◆ PROBLEM TO SOLVE ◆
Transcribe the entries below exactly; leave every image out.

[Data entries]
-=-=-=-=-

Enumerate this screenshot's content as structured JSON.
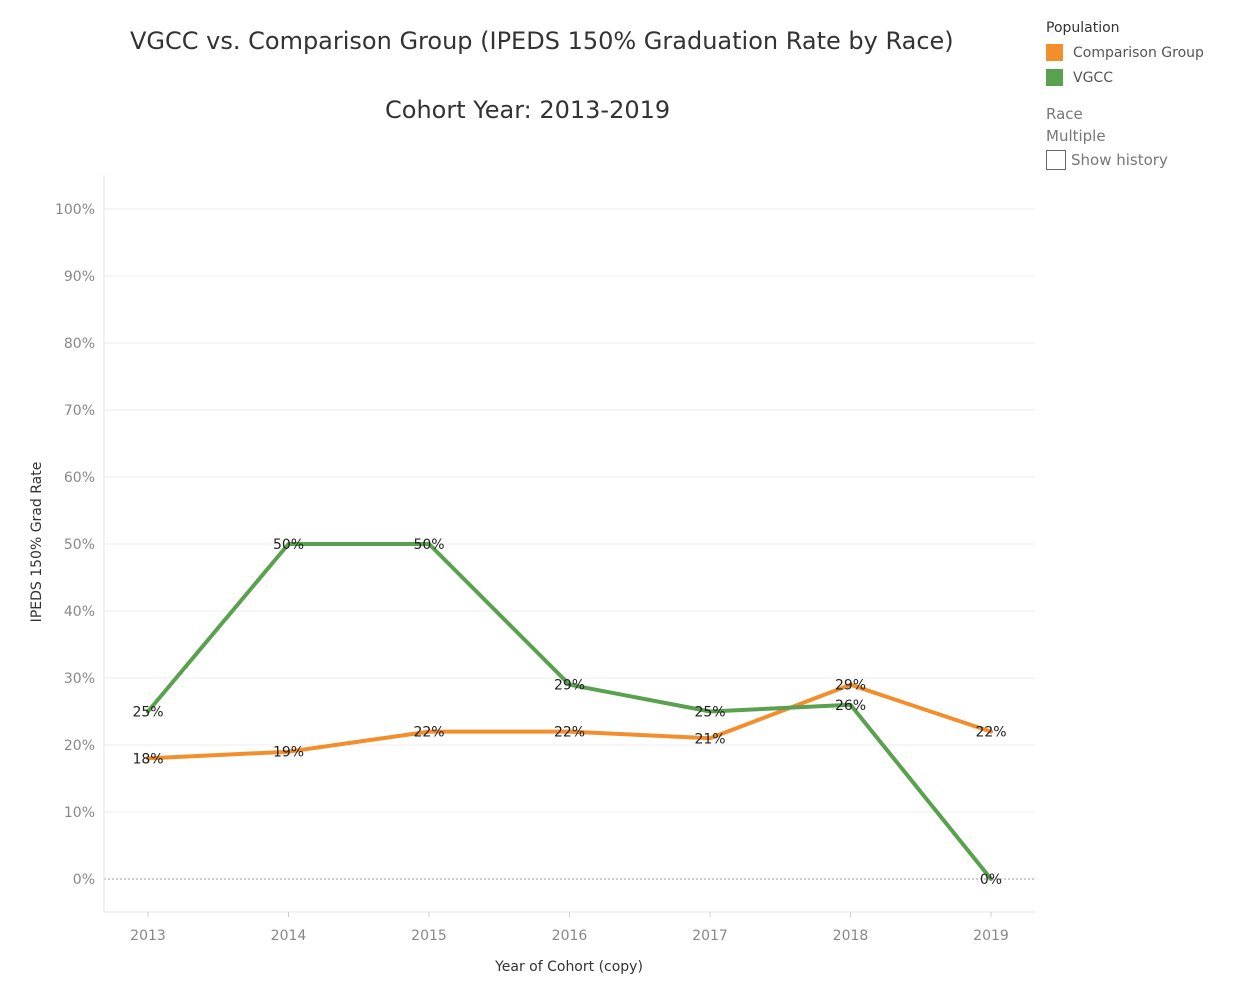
{
  "title": {
    "line1": "VGCC vs. Comparison Group (IPEDS 150% Graduation Rate by Race)",
    "line2": "Cohort Year: 2013-2019"
  },
  "legend": {
    "title": "Population",
    "items": [
      {
        "label": "Comparison Group",
        "color": "#F28E2B"
      },
      {
        "label": "VGCC",
        "color": "#59A14F"
      }
    ]
  },
  "filter": {
    "title": "Race",
    "value": "Multiple",
    "show_history_label": "Show history"
  },
  "chart_data": {
    "type": "line",
    "x": [
      "2013",
      "2014",
      "2015",
      "2016",
      "2017",
      "2018",
      "2019"
    ],
    "xlabel": "Year of Cohort (copy)",
    "ylabel": "IPEDS 150%  Grad Rate",
    "ylim": [
      -5,
      105
    ],
    "yticks": [
      "0%",
      "10%",
      "20%",
      "30%",
      "40%",
      "50%",
      "60%",
      "70%",
      "80%",
      "90%",
      "100%"
    ],
    "grid": true,
    "legend_position": "top-right",
    "series": [
      {
        "name": "Comparison Group",
        "color": "#F28E2B",
        "values": [
          18,
          19,
          22,
          22,
          21,
          29,
          22
        ],
        "labels": [
          "18%",
          "19%",
          "22%",
          "22%",
          "21%",
          "29%",
          "22%"
        ]
      },
      {
        "name": "VGCC",
        "color": "#59A14F",
        "values": [
          25,
          50,
          50,
          29,
          25,
          26,
          0
        ],
        "labels": [
          "25%",
          "50%",
          "50%",
          "29%",
          "25%",
          "26%",
          "0%"
        ]
      }
    ]
  }
}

-=-=-=-=-

◆ OUTPUT FOR THIS EXERCISE ◆
Enumerate this screenshot's content as structured JSON.
{
  "title": {
    "line1": "VGCC vs. Comparison Group (IPEDS 150% Graduation Rate by Race)",
    "line2": "Cohort Year: 2013-2019"
  },
  "legend": {
    "title": "Population",
    "items": [
      {
        "label": "Comparison Group",
        "color": "#F28E2B"
      },
      {
        "label": "VGCC",
        "color": "#59A14F"
      }
    ]
  },
  "filter": {
    "title": "Race",
    "value": "Multiple",
    "show_history_label": "Show history"
  },
  "chart_data": {
    "type": "line",
    "x": [
      "2013",
      "2014",
      "2015",
      "2016",
      "2017",
      "2018",
      "2019"
    ],
    "xlabel": "Year of Cohort (copy)",
    "ylabel": "IPEDS 150%  Grad Rate",
    "ylim": [
      -5,
      105
    ],
    "yticks": [
      "0%",
      "10%",
      "20%",
      "30%",
      "40%",
      "50%",
      "60%",
      "70%",
      "80%",
      "90%",
      "100%"
    ],
    "grid": true,
    "legend_position": "top-right",
    "series": [
      {
        "name": "Comparison Group",
        "color": "#F28E2B",
        "values": [
          18,
          19,
          22,
          22,
          21,
          29,
          22
        ],
        "labels": [
          "18%",
          "19%",
          "22%",
          "22%",
          "21%",
          "29%",
          "22%"
        ]
      },
      {
        "name": "VGCC",
        "color": "#59A14F",
        "values": [
          25,
          50,
          50,
          29,
          25,
          26,
          0
        ],
        "labels": [
          "25%",
          "50%",
          "50%",
          "29%",
          "25%",
          "26%",
          "0%"
        ]
      }
    ]
  }
}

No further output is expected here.